▶ What the task requires:
Give the number of lines that include the string "liabilities", nothing more.

____

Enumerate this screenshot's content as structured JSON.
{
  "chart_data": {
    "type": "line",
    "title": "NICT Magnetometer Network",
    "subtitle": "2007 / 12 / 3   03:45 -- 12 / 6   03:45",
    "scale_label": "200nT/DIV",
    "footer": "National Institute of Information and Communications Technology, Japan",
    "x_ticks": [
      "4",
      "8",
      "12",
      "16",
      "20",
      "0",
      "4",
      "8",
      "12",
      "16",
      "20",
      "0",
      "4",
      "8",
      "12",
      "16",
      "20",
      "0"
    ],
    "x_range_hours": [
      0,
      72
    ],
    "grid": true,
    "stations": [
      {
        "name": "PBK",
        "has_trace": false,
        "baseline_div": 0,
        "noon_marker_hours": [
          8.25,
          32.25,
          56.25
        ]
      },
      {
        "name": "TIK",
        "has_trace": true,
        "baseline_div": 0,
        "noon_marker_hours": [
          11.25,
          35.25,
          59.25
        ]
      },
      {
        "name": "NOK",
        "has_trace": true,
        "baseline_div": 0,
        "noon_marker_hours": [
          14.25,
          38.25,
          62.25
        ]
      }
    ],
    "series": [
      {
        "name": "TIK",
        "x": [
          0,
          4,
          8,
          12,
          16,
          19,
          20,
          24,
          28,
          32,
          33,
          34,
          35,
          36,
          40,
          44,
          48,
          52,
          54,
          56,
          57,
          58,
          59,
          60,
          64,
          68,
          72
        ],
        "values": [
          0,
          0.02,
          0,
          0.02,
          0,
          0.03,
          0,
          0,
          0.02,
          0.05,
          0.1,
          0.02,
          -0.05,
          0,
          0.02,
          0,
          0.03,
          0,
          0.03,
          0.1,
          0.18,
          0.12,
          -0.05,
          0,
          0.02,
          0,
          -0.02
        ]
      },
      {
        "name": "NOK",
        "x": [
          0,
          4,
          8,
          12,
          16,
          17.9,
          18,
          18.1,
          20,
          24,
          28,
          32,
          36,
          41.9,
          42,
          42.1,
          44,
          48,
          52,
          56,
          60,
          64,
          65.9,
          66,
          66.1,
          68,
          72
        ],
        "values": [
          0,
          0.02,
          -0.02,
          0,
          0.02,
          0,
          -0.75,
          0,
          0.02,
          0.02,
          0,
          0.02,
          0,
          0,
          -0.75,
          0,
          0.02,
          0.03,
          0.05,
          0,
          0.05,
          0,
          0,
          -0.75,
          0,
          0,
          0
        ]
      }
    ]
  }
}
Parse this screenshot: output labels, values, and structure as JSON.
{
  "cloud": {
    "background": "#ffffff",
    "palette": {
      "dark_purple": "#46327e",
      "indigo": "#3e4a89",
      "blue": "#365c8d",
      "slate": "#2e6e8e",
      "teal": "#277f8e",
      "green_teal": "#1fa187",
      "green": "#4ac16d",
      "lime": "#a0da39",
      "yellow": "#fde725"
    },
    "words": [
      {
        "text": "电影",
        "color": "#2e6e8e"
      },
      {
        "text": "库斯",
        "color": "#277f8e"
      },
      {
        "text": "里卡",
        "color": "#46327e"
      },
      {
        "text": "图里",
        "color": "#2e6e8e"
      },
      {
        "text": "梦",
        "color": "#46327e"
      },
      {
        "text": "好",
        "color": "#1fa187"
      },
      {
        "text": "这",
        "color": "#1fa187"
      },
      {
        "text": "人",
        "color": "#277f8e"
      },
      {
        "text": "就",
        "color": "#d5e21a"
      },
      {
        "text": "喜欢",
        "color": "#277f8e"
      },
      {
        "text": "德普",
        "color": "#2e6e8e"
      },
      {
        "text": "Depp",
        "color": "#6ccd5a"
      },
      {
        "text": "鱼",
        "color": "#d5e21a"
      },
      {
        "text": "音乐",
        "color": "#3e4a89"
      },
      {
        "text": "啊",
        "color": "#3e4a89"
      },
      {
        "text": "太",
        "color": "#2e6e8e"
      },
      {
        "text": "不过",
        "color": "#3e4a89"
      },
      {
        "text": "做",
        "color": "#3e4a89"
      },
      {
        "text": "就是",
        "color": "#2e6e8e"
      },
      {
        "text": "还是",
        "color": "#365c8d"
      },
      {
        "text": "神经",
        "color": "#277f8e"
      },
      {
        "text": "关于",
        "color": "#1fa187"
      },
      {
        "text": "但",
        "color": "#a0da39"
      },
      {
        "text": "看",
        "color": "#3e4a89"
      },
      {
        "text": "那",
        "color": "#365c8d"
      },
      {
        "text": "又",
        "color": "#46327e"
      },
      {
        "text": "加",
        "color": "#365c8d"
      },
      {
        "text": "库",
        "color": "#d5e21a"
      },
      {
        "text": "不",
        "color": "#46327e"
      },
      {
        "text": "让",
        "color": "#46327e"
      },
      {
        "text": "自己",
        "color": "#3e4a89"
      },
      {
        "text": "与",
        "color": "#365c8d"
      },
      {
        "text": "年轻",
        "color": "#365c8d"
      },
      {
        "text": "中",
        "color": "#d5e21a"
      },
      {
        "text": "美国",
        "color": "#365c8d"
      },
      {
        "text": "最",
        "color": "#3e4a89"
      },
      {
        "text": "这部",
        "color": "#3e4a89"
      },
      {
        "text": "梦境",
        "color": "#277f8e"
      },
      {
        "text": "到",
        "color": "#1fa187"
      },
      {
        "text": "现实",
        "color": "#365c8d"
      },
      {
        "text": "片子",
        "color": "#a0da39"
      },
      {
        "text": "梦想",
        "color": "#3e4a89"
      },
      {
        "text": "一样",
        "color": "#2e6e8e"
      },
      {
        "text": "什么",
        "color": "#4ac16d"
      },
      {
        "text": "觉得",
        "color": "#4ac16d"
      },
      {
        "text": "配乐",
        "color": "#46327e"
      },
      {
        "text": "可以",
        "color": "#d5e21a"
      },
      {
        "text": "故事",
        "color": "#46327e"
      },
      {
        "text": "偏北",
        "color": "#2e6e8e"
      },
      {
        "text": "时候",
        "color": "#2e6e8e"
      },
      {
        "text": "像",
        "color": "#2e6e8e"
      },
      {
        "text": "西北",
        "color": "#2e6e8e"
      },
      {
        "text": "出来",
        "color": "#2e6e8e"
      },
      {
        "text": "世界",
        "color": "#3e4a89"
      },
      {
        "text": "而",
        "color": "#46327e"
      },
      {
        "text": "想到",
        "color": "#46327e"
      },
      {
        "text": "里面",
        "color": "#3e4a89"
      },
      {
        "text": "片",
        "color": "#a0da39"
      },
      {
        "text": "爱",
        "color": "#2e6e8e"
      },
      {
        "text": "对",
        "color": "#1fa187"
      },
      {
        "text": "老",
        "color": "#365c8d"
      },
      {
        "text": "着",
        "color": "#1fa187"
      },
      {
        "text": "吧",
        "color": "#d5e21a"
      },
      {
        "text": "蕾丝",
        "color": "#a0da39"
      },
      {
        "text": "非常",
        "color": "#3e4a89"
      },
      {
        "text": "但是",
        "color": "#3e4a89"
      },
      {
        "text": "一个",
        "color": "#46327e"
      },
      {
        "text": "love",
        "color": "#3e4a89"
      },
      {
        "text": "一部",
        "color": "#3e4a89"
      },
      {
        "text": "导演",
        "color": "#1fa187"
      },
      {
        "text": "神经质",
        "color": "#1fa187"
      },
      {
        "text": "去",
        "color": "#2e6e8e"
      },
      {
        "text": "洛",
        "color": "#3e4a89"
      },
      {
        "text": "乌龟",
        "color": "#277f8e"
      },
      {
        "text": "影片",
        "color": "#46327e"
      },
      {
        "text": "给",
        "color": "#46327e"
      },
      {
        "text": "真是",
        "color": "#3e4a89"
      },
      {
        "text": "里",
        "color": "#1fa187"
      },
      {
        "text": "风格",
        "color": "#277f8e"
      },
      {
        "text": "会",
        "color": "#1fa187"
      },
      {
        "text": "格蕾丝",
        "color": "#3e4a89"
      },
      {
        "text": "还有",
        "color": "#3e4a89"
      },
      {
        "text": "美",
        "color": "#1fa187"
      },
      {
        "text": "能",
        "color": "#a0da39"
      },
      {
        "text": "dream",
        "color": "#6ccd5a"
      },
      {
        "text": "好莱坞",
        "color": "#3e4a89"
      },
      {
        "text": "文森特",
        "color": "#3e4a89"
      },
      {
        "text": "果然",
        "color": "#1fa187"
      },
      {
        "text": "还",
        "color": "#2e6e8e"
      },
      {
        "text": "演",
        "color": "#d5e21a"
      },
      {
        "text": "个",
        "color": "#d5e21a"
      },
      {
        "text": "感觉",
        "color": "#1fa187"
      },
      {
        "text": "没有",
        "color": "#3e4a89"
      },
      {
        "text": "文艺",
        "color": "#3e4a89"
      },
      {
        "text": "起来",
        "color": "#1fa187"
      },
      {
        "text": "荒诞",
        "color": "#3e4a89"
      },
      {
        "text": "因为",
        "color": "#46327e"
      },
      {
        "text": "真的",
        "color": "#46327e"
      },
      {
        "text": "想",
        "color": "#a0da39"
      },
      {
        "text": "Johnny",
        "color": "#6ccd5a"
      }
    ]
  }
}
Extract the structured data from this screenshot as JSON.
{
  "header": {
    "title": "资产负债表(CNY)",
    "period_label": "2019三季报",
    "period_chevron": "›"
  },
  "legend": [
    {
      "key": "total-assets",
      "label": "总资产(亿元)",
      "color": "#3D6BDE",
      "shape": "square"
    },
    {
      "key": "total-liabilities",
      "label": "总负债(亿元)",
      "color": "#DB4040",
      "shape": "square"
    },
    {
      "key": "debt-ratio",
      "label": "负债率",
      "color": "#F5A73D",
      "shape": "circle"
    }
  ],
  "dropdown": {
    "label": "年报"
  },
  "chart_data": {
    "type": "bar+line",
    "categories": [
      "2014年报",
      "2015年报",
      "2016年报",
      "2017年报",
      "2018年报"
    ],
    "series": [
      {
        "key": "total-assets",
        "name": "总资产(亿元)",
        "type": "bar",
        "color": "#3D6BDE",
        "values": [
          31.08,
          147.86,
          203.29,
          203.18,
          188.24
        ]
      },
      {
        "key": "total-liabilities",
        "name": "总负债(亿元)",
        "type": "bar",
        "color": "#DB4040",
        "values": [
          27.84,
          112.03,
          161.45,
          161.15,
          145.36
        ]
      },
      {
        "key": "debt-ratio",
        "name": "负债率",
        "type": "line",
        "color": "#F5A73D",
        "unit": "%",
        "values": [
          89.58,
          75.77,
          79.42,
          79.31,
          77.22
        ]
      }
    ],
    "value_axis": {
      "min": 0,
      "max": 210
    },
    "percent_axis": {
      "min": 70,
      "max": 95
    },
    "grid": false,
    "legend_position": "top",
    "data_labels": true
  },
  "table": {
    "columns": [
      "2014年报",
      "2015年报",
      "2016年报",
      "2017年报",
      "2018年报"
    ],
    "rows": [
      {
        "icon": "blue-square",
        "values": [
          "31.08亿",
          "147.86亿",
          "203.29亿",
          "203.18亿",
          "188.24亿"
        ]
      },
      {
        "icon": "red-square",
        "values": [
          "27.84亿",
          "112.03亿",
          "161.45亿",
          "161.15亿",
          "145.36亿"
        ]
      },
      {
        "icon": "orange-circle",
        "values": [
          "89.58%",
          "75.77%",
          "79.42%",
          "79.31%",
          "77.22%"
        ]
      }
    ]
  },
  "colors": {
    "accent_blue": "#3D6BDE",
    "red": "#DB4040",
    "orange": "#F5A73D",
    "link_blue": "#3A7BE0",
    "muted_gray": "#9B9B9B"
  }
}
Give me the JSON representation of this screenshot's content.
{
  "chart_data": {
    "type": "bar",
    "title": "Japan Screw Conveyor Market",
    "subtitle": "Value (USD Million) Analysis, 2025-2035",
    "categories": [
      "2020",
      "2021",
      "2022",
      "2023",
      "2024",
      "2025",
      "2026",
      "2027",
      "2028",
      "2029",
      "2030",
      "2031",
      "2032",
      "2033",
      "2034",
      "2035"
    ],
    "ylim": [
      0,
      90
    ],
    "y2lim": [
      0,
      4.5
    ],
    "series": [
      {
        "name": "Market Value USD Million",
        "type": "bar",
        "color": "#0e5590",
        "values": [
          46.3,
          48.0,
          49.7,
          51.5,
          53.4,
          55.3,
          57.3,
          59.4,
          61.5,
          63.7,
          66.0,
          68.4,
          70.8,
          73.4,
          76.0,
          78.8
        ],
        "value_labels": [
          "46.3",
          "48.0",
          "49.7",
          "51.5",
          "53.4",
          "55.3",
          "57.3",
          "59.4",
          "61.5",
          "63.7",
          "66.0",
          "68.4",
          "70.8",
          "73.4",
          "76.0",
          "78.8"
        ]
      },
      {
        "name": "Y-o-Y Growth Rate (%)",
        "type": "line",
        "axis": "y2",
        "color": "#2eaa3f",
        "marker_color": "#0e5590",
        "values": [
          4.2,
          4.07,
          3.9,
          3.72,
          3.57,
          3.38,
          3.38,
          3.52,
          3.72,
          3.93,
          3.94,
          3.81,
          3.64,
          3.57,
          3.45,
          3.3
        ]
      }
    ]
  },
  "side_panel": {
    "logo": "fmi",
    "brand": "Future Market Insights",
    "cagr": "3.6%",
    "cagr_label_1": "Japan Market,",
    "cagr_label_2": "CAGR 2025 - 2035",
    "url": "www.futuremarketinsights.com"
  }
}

____

▶ The response:
2